[CONSIGNES]
a) Citez mot pour mot, dans l'extrait consacré au professeur Choron, tout le passage qui va de « Le professeur Choron, puisqu’il » jusqu'à « autres à promouvoir. ».
b) Prolongez l'extrait sur le professeur Choron à partir de sa dernière phrase.

[EXTRAIT CITÉ]
________________

Le professeur Choron, puisqu’il est question de lui, était au-dessus de tout soupçon de filouterie de ce genre. « Gestionnaire calamiteux » parfois, comme l’ont qualifié Cabu et Wolinski et tant d’autres qui l’avaient peu ou prou renié, Choron n’était pas l’homme des calculs. Mais il n’avait pas son pareil pour endormir le banquier, mieux : le dresser, lui soutirer l’argent nécessaire à ses bonnes œuvres collectives. Choron a pensé, vécu, créé avec sa bande de copains et pour elle. Il n’a pas fait carrière parce qu’il avait mieux à faire. Il a poussé Reiser, Topor, Fred, Gébé, Willem, Coluche et tant d’autres à se surpasser, à faire exploser les limites que chacun et la société nous imposent. Choron n’avait que ses journaux à vendre – au sens propre, puisqu’il fut d’abord un colporteur tenace –, et l’œuvre des autres à promouvoir.

________________

[LISTE DES DONNÉES]
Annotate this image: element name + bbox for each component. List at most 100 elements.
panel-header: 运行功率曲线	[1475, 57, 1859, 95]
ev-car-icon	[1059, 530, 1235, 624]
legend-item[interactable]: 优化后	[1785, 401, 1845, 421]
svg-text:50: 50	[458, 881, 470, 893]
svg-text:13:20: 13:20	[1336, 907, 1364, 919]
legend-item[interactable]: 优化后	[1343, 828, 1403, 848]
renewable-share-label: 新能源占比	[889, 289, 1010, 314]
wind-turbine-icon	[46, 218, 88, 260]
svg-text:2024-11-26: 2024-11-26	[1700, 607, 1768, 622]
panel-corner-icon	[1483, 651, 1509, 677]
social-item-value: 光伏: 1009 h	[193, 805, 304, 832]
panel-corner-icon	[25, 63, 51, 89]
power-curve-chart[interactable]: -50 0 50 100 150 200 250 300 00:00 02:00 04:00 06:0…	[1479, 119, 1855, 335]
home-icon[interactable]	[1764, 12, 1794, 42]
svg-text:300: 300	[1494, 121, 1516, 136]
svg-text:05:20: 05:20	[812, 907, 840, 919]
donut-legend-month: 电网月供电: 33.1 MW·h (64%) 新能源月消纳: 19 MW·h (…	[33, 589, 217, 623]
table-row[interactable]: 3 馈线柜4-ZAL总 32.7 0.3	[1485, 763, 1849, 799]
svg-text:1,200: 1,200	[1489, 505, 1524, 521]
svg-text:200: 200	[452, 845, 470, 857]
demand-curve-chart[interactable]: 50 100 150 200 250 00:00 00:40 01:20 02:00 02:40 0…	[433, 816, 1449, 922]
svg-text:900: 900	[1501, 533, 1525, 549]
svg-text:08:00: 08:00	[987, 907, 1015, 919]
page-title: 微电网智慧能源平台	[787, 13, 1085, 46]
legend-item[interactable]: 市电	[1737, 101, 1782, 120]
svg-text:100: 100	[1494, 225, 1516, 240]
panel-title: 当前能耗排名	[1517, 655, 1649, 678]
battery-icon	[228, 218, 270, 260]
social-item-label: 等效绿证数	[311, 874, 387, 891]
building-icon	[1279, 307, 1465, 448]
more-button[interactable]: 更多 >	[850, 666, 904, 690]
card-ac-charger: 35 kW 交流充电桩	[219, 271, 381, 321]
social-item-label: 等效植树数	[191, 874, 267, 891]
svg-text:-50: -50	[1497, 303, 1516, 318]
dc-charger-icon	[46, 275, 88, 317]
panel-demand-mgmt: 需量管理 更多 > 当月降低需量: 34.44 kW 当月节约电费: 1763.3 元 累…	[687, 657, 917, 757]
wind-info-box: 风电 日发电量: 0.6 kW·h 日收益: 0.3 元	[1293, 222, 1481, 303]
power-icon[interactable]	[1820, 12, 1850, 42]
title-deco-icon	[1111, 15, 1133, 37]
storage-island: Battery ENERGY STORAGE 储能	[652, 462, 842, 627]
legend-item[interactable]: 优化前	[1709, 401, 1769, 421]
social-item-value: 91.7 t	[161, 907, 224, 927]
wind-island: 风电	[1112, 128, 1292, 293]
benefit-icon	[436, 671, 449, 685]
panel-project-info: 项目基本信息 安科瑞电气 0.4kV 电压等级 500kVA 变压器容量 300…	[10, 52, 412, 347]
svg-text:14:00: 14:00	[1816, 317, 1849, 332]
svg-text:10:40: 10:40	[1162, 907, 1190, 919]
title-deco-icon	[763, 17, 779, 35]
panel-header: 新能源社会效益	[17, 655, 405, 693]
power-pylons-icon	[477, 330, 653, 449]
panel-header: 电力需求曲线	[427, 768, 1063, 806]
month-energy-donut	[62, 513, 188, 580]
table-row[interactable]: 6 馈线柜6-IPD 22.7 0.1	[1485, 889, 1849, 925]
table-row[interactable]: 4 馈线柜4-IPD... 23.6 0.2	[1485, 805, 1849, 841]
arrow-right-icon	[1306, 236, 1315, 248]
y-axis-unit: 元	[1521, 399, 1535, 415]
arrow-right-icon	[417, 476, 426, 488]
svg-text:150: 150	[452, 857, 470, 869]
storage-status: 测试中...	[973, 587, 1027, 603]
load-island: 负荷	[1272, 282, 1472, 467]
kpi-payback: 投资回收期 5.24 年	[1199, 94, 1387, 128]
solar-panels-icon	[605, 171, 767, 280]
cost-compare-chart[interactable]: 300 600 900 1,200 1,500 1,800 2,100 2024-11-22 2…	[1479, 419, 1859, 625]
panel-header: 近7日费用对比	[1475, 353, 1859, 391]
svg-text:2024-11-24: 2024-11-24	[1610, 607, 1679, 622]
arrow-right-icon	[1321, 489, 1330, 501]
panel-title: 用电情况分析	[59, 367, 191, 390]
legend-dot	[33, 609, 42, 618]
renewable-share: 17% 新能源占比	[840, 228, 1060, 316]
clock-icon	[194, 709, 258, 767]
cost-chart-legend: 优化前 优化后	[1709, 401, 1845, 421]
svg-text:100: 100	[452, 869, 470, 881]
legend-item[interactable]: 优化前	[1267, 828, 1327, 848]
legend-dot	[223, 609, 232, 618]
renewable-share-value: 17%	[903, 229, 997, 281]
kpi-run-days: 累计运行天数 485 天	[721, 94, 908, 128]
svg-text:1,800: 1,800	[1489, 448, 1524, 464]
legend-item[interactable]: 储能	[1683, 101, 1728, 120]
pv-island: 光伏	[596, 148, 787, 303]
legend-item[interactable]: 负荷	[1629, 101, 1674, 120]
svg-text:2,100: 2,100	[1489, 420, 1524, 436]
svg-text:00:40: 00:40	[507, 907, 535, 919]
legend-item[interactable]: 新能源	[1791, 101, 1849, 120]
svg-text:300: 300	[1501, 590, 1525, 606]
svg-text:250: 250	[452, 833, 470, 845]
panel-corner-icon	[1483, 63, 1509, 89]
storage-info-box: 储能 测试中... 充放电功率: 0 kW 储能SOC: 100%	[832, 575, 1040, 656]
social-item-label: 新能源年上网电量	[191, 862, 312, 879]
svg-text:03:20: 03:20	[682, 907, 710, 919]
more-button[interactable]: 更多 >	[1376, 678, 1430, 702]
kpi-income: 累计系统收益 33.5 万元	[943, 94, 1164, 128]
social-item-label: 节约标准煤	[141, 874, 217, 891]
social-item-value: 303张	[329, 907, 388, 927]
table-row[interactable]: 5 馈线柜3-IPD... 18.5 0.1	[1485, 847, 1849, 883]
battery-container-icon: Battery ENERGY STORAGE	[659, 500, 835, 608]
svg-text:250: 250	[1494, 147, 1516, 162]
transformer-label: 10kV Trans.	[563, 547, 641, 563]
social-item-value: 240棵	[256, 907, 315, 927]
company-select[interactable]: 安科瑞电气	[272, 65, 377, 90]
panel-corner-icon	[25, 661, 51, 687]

________________

[RÉPONSES]
a)
Le professeur Choron, puisqu’il est question de lui, était au-dessus de tout soupçon de filouterie de ce genre. « Gestionnaire calamiteux » parfois, comme l’ont qualifié Cabu et Wolinski et tant d’autres qui l’avaient peu ou prou renié, Choron n’était pas l’homme des calculs. Mais il n’avait pas son pareil pour endormir le banquier, mieux : le dresser, lui soutirer l’argent nécessaire à ses bonnes œuvres collectives. Choron a pensé, vécu, créé avec sa bande de copains et pour elle. Il n’a pas fait carrière parce qu’il avait mieux à faire. Il a poussé Reiser, Topor, Fred, Gébé, Willem, Coluche et tant d’autres à se surpasser, à faire exploser les limites que chacun et la société nous imposent. Choron n’avait que ses journaux à vendre – au sens propre, puisqu’il fut d’abord un colporteur tenace –, et l’œuvre des autres à promouvoir.

b)
Parlons d’autre chose ! Un beau livre collectif de fin d’année rassemble les textes de ceux dont la mémoire est longue et qui ne lâchèrent pas le professeur. Ce jusqu’au bout de sa « vie explosive ». C’est ainsi qu’on retrouve Berroyer, Cavanna, Delfeil de Ton, Bruno Gaccio, Gourio, Lefred-Thouron, Benoît Delépine, Vuillemin… pour rendre un hommage – Choron lui-même n’aurait pas aimé ça – au patron, inventeur des plus beaux journaux de la Cinquième République. Pour une fois, l’accent est mis sur les talents d’auteur de Georges Bernier (1929-2005) – c’est lui ! – dont la puissance humoristique est à peu près égale à celle de Rabelais. En feuilletant ces nombreuses pages, on revoit défiler les fiches bricolages, les fiches cuisines du professeur Choron – absolument tordantes –, les premiers textes du même, ciselés, incisifs. Que dire des pages de « L’art vulgaire », livrées avec l’aide de Gébé, détournements d’œuvres d’art désopilants. Choron écrivit de nombreuses chroniques historiques – Y a rien de pire que l’ignorance (1996), une opérette – Ivre mort pour la patrie (1998) – et de nombreuses chansons – La testiculance, Le tango des affamés –, qu’il lui arriva de chanter à l’Olympia. La verve, l’humour de Choron sont dévastatrices. Pas de calcul, aucune retenue. Marc-Edouard Nabe l’écrit : « Son art, c’est sa prestance. Choron parle en vers, fredonne par rimes tous ses propos. […] Il improvise de véritables litanies, gueule solennellement des homélies d’ordures jusqu’à les étirer en lancinante prosodie. Les sourcils en accents graves et le regard entre guillemets, il récite comme un moine tibétain les déchirantes et immondes prières que sa dérision sans limites lui inspire. S’imposer des limites, c’est un projet, une carrière. Lui il n’avait pas une carrière, il avait un destin. Lui, c’est un mystique de la subversion, c’est pas un employé de la provoc’. »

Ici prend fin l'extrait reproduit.